* Task objective *
Look below. Copy each line that has "stroke" in it.

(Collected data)
»»
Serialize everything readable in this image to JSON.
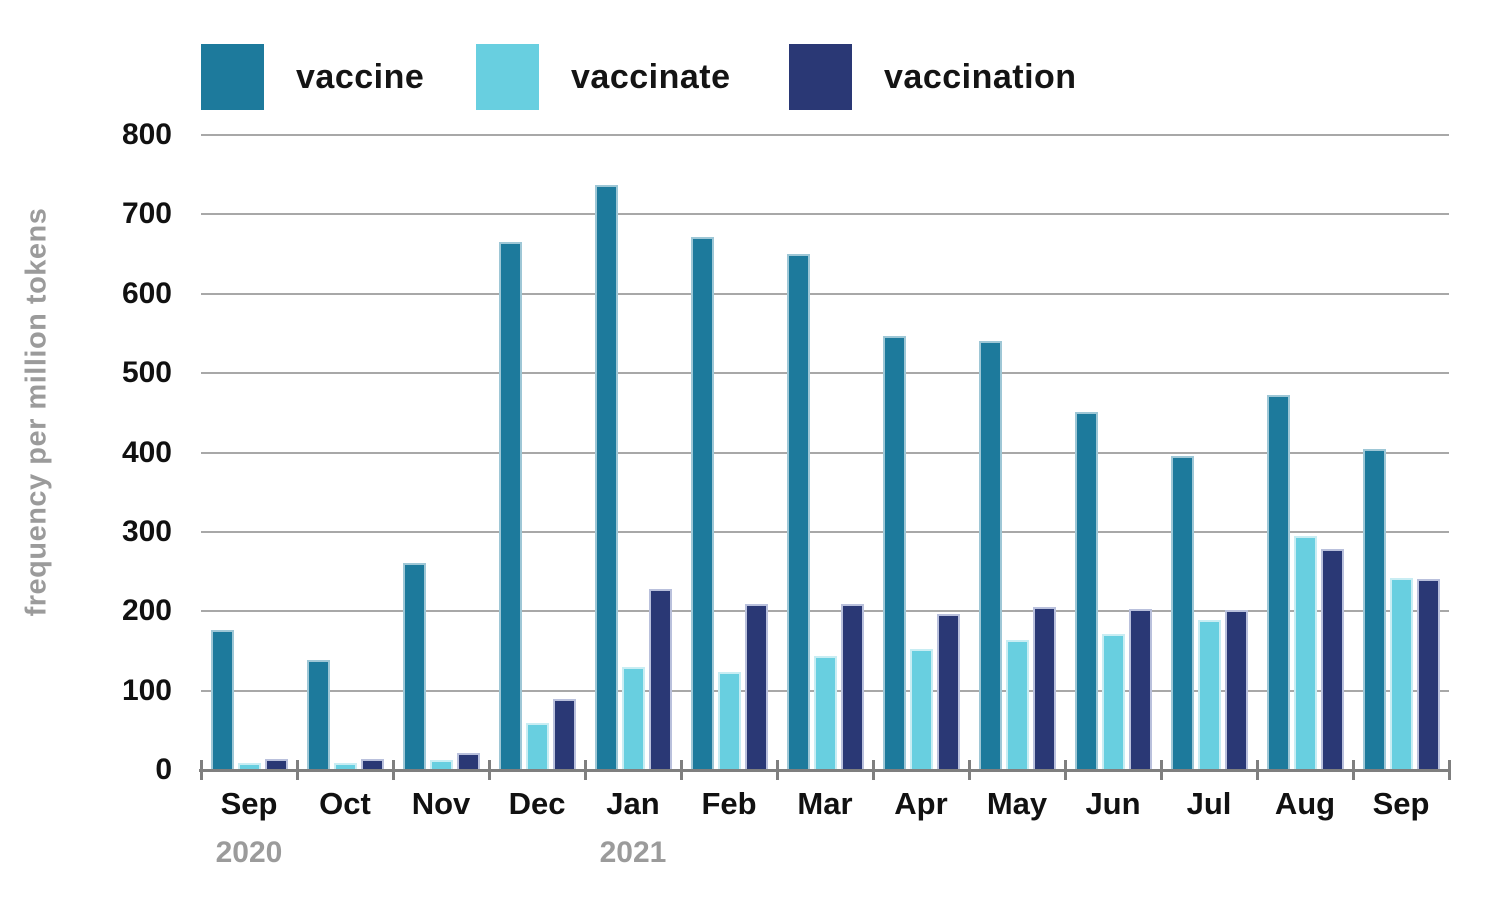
{
  "chart_data": {
    "type": "bar",
    "title": "",
    "xlabel": "",
    "ylabel": "frequency per million tokens",
    "ylim": [
      0,
      800
    ],
    "ytick_step": 100,
    "grid": true,
    "legend_position": "top",
    "categories": [
      "Sep",
      "Oct",
      "Nov",
      "Dec",
      "Jan",
      "Feb",
      "Mar",
      "Apr",
      "May",
      "Jun",
      "Jul",
      "Aug",
      "Sep"
    ],
    "year_markers": [
      {
        "label": "2020",
        "category_index": 0
      },
      {
        "label": "2021",
        "category_index": 4
      }
    ],
    "series": [
      {
        "name": "vaccine",
        "color": "#1d7a9c",
        "stroke": "#9ec7d6",
        "values": [
          177,
          138,
          261,
          665,
          737,
          671,
          650,
          547,
          540,
          451,
          395,
          472,
          404
        ]
      },
      {
        "name": "vaccinate",
        "color": "#68cfe0",
        "stroke": "#c8edf3",
        "values": [
          9,
          9,
          12,
          59,
          130,
          123,
          143,
          153,
          164,
          171,
          189,
          295,
          242
        ]
      },
      {
        "name": "vaccination",
        "color": "#2a3875",
        "stroke": "#b9c0dc",
        "values": [
          14,
          14,
          22,
          89,
          228,
          209,
          209,
          196,
          205,
          203,
          202,
          278,
          240
        ]
      }
    ]
  },
  "colors": {
    "background": "#ffffff",
    "gridline": "#a8a8a8",
    "axis_line": "#7f7f7f",
    "tick_label": "#111111",
    "year_label": "#9b9b9b",
    "y_axis_title": "#9b9b9b"
  }
}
««
* Solution to this problem *
        "stroke": "#9ec7d6",
        "stroke": "#c8edf3",
        "stroke": "#b9c0dc",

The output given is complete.